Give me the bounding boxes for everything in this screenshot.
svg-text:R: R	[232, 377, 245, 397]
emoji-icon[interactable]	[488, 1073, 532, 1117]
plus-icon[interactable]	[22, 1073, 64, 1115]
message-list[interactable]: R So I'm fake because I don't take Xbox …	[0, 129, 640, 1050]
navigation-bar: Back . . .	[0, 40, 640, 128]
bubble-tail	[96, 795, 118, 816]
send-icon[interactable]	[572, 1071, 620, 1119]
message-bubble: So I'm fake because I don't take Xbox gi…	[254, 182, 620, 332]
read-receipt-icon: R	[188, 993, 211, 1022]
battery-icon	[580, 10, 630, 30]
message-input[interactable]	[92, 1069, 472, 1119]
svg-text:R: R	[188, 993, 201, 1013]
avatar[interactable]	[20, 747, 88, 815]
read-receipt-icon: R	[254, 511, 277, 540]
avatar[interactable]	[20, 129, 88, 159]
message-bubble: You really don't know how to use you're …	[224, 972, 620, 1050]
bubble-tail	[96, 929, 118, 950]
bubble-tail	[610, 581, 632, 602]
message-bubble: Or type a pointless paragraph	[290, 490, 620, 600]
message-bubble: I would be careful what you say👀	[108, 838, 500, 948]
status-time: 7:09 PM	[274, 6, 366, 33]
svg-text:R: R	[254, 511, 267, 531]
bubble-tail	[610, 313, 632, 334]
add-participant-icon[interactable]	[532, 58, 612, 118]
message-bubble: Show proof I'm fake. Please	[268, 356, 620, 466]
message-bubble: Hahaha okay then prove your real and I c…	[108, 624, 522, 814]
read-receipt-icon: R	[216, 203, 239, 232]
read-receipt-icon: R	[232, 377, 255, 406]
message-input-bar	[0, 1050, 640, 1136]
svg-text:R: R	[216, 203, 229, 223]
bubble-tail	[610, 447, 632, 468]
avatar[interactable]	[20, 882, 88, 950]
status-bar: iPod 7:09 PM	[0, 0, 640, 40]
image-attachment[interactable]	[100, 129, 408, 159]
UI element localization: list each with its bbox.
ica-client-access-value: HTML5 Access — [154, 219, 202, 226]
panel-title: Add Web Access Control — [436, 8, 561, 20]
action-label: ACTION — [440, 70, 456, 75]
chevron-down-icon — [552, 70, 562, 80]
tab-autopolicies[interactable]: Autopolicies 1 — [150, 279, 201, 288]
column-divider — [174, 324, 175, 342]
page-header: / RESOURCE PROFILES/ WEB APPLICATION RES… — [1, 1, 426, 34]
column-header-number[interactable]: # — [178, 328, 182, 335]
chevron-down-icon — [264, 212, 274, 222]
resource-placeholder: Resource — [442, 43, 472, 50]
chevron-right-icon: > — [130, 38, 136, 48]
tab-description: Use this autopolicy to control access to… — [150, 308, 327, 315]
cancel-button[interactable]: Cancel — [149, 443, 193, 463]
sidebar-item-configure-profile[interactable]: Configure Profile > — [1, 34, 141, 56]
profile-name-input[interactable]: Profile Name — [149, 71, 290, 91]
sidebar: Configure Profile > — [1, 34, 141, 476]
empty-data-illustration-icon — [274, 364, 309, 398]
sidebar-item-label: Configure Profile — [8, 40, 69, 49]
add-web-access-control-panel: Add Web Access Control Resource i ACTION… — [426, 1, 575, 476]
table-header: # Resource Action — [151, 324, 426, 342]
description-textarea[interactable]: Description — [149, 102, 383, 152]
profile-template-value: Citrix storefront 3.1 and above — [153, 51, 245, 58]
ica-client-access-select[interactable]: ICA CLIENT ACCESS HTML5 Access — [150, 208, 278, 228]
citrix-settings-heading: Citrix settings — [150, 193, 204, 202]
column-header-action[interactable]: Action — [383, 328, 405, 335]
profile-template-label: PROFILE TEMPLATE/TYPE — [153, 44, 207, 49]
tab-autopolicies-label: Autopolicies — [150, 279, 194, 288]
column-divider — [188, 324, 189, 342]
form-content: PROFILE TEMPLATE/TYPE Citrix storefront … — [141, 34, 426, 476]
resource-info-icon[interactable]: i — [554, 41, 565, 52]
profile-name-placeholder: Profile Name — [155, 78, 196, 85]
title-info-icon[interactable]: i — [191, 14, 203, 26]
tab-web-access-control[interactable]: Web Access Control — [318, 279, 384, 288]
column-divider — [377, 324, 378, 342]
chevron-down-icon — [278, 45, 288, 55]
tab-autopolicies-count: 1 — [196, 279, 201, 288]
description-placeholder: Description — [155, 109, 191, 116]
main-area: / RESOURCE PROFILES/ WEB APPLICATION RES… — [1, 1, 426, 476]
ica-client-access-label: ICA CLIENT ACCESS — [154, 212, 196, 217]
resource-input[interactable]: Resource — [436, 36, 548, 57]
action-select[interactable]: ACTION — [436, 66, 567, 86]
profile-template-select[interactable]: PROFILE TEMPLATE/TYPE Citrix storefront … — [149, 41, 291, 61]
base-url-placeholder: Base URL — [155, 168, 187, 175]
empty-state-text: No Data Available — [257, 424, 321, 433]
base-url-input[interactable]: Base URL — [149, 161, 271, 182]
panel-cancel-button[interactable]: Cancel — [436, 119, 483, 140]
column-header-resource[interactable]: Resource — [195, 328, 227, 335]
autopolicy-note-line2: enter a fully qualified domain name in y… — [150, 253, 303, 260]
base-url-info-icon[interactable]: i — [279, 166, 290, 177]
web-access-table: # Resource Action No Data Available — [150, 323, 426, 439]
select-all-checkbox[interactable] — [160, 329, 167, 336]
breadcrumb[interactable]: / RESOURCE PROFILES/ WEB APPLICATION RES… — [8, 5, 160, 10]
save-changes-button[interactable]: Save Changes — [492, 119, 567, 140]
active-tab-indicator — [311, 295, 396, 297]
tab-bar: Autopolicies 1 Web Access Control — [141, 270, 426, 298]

GOAL OF THE EXERCISE →
Render every line of all the items above as a JSON array of strings, one string per line, omitting blank lines.

RESULT FOR THIS EXERCISE →
[
  "Give me the bounding boxes for everything in this screenshot.",
  "svg-text:R: R\t[232, 377, 245, 397]",
  "emoji-icon[interactable]\t[488, 1073, 532, 1117]",
  "plus-icon[interactable]\t[22, 1073, 64, 1115]",
  "message-list[interactable]: R So I'm fake because I don't take Xbox …\t[0, 129, 640, 1050]",
  "navigation-bar: Back . . .\t[0, 40, 640, 128]",
  "bubble-tail\t[96, 795, 118, 816]",
  "send-icon[interactable]\t[572, 1071, 620, 1119]",
  "message-bubble: So I'm fake because I don't take Xbox gi…\t[254, 182, 620, 332]",
  "read-receipt-icon: R\t[188, 993, 211, 1022]",
  "battery-icon\t[580, 10, 630, 30]",
  "message-input[interactable]\t[92, 1069, 472, 1119]",
  "svg-text:R: R\t[188, 993, 201, 1013]",
  "avatar[interactable]\t[20, 747, 88, 815]",
  "read-receipt-icon: R\t[254, 511, 277, 540]",
  "avatar[interactable]\t[20, 129, 88, 159]",
  "message-bubble: You really don't know how to use you're …\t[224, 972, 620, 1050]",
  "bubble-tail\t[96, 929, 118, 950]",
  "bubble-tail\t[610, 581, 632, 602]",
  "message-bubble: Or type a pointless paragraph\t[290, 490, 620, 600]",
  "message-bubble: I would be careful what you say👀\t[108, 838, 500, 948]",
  "status-time: 7:09 PM\t[274, 6, 366, 33]",
  "svg-text:R: R\t[254, 511, 267, 531]",
  "bubble-tail\t[610, 313, 632, 334]",
  "add-participant-icon[interactable]\t[532, 58, 612, 118]",
  "message-bubble: Show proof I'm fake. Please\t[268, 356, 620, 466]",
  "message-bubble: Hahaha okay then prove your real and I c…\t[108, 624, 522, 814]",
  "read-receipt-icon: R\t[216, 203, 239, 232]",
  "read-receipt-icon: R\t[232, 377, 255, 406]",
  "message-input-bar\t[0, 1050, 640, 1136]",
  "svg-text:R: R\t[216, 203, 229, 223]",
  "bubble-tail\t[610, 447, 632, 468]",
  "avatar[interactable]\t[20, 882, 88, 950]",
  "status-bar: iPod 7:09 PM\t[0, 0, 640, 40]",
  "image-attachment[interactable]\t[100, 129, 408, 159]",
  "UI element localization: list each with its bbox.",
  "ica-client-access-value: HTML5 Access — [154, 219, 202, 226]",
  "panel-title: Add Web Access Control — [436, 8, 561, 20]",
  "action-label: ACTION — [440, 70, 456, 75]",
  "chevron-down-icon — [552, 70, 562, 80]",
  "tab-autopolicies[interactable]: Autopolicies 1 — [150, 279, 201, 288]",
  "column-divider — [174, 324, 175, 342]",
  "page-header: / RESOURCE PROFILES/ WEB APPLICATION RES… — [1, 1, 426, 34]",
  "column-header-number[interactable]: # — [178, 328, 182, 335]",
  "chevron-down-icon — [264, 212, 274, 222]",
  "resource-placeholder: Resource — [442, 43, 472, 50]",
  "chevron-right-icon: > — [130, 38, 136, 48]",
  "tab-description: Use this autopolicy to control access to… — [150, 308, 327, 315]",
  "cancel-button[interactable]: Cancel — [149, 443, 193, 463]",
  "sidebar-item-configure-profile[interactable]: Configure Profile > — [1, 34, 141, 56]",
  "profile-name-input[interactable]: Profile Name — [149, 71, 290, 91]",
  "sidebar: Configure Profile > — [1, 34, 141, 476]",
  "empty-data-illustration-icon — [274, 364, 309, 398]",
  "sidebar-item-label: Configure Profile — [8, 40, 69, 49]",
  "add-web-access-control-panel: Add Web Access Control Resource i ACTION… — [426, 1, 575, 476]",
  "table-header: # Resource Action — [151, 324, 426, 342]",
  "description-textarea[interactable]: Description — [149, 102, 383, 152]",
  "profile-template-value: Citrix storefront 3.1 and above — [153, 51, 245, 58]",
  "ica-client-access-select[interactable]: ICA CLIENT ACCESS HTML5 Access — [150, 208, 278, 228]",
  "citrix-settings-heading: Citrix settings — [150, 193, 204, 202]",
  "column-header-action[interactable]: Action — [383, 328, 405, 335]",
  "profile-template-label: PROFILE TEMPLATE/TYPE — [153, 44, 207, 49]",
  "tab-autopolicies-label: Autopolicies — [150, 279, 194, 288]",
  "column-divider — [188, 324, 189, 342]",
  "form-content: PROFILE TEMPLATE/TYPE Citrix storefront … — [141, 34, 426, 476]",
  "resource-info-icon[interactable]: i — [554, 41, 565, 52]",
  "profile-name-placeholder: Profile Name — [155, 78, 196, 85]",
  "title-info-icon[interactable]: i — [191, 14, 203, 26]",
  "tab-web-access-control[interactable]: Web Access Control — [318, 279, 384, 288]",
  "column-divider — [377, 324, 378, 342]",
  "chevron-down-icon — [278, 45, 288, 55]",
  "tab-autopolicies-count: 1 — [196, 279, 201, 288]",
  "description-placeholder: Description — [155, 109, 191, 116]",
  "main-area: / RESOURCE PROFILES/ WEB APPLICATION RES… — [1, 1, 426, 476]",
  "ica-client-access-label: ICA CLIENT ACCESS — [154, 212, 196, 217]",
  "resource-input[interactable]: Resource — [436, 36, 548, 57]",
  "action-select[interactable]: ACTION — [436, 66, 567, 86]",
  "profile-template-select[interactable]: PROFILE TEMPLATE/TYPE Citrix storefront … — [149, 41, 291, 61]",
  "base-url-placeholder: Base URL — [155, 168, 187, 175]",
  "empty-state-text: No Data Available — [257, 424, 321, 433]",
  "base-url-input[interactable]: Base URL — [149, 161, 271, 182]",
  "panel-cancel-button[interactable]: Cancel — [436, 119, 483, 140]",
  "column-header-resource[interactable]: Resource — [195, 328, 227, 335]",
  "autopolicy-note-line2: enter a fully qualified domain name in y… — [150, 253, 303, 260]",
  "base-url-info-icon[interactable]: i — [279, 166, 290, 177]",
  "web-access-table: # Resource Action No Data Available — [150, 323, 426, 439]",
  "select-all-checkbox[interactable] — [160, 329, 167, 336]",
  "breadcrumb[interactable]: / RESOURCE PROFILES/ WEB APPLICATION RES… — [8, 5, 160, 10]",
  "save-changes-button[interactable]: Save Changes — [492, 119, 567, 140]",
  "active-tab-indicator — [311, 295, 396, 297]",
  "tab-bar: Autopolicies 1 Web Access Control — [141, 270, 426, 298]"
]